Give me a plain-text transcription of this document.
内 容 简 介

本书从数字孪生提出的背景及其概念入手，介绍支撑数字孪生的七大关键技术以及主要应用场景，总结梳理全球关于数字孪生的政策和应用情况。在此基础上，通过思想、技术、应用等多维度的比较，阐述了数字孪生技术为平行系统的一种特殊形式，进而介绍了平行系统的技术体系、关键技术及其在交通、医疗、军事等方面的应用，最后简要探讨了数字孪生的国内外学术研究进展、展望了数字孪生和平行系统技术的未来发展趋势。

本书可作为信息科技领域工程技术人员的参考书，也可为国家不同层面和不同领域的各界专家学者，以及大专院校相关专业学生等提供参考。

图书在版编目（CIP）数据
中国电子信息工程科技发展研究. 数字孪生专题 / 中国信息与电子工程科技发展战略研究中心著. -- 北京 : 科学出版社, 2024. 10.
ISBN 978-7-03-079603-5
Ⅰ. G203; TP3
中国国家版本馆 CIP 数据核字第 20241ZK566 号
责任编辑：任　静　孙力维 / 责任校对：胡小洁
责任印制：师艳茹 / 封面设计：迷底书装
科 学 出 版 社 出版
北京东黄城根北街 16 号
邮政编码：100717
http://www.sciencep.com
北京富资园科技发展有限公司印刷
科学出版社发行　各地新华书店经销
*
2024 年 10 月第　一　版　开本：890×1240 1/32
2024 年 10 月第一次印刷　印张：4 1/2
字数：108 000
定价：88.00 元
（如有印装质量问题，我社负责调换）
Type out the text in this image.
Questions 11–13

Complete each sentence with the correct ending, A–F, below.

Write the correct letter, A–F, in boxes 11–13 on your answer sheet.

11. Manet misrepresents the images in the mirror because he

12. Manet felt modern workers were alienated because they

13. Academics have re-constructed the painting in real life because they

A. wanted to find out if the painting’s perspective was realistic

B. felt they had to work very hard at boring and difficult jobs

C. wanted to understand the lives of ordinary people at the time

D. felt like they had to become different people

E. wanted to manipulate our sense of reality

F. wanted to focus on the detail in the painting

- **Requirements**
Go through the entries and repeat each one exactly.

- **Complete response**
Give me a plain-text transcription of this document.
内 容 简 介

本书从数字孪生提出的背景及其概念入手，介绍支撑数字孪生的七大关键技术以及主要应用场景，总结梳理全球关于数字孪生的政策和应用情况。在此基础上，通过思想、技术、应用等多维度的比较，阐述了数字孪生技术为平行系统的一种特殊形式，进而介绍了平行系统的技术体系、关键技术及其在交通、医疗、军事等方面的应用，最后简要探讨了数字孪生的国内外学术研究进展、展望了数字孪生和平行系统技术的未来发展趋势。

本书可作为信息科技领域工程技术人员的参考书，也可为国家不同层面和不同领域的各界专家学者，以及大专院校相关专业学生等提供参考。

图书在版编目（CIP）数据
中国电子信息工程科技发展研究. 数字孪生专题 / 中国信息与电子工程科技发展战略研究中心著. -- 北京 : 科学出版社, 2024. 10.
ISBN 978-7-03-079603-5
Ⅰ. G203; TP3
中国国家版本馆 CIP 数据核字第 20241ZK566 号
责任编辑：任　静　孙力维 / 责任校对：胡小洁
责任印制：师艳茹 / 封面设计：迷底书装
科 学 出 版 社 出版
北京东黄城根北街 16 号
邮政编码：100717
http://www.sciencep.com
北京富资园科技发展有限公司印刷
科学出版社发行　各地新华书店经销
*
2024 年 10 月第　一　版　开本：890×1240 1/32
2024 年 10 月第一次印刷　印张：4 1/2
字数：108 000
定价：88.00 元
（如有印装质量问题，我社负责调换）
Type out the text in this image.
Questions 11–13

Complete each sentence with the correct ending, A–F, below.

Write the correct letter, A–F, in boxes 11–13 on your answer sheet.

11. Manet misrepresents the images in the mirror because he

12. Manet felt modern workers were alienated because they

13. Academics have re-constructed the painting in real life because they

A. wanted to find out if the painting’s perspective was realistic

B. felt they had to work very hard at boring and difficult jobs

C. wanted to understand the lives of ordinary people at the time

D. felt like they had to become different people

E. wanted to manipulate our sense of reality

F. wanted to focus on the detail in the painting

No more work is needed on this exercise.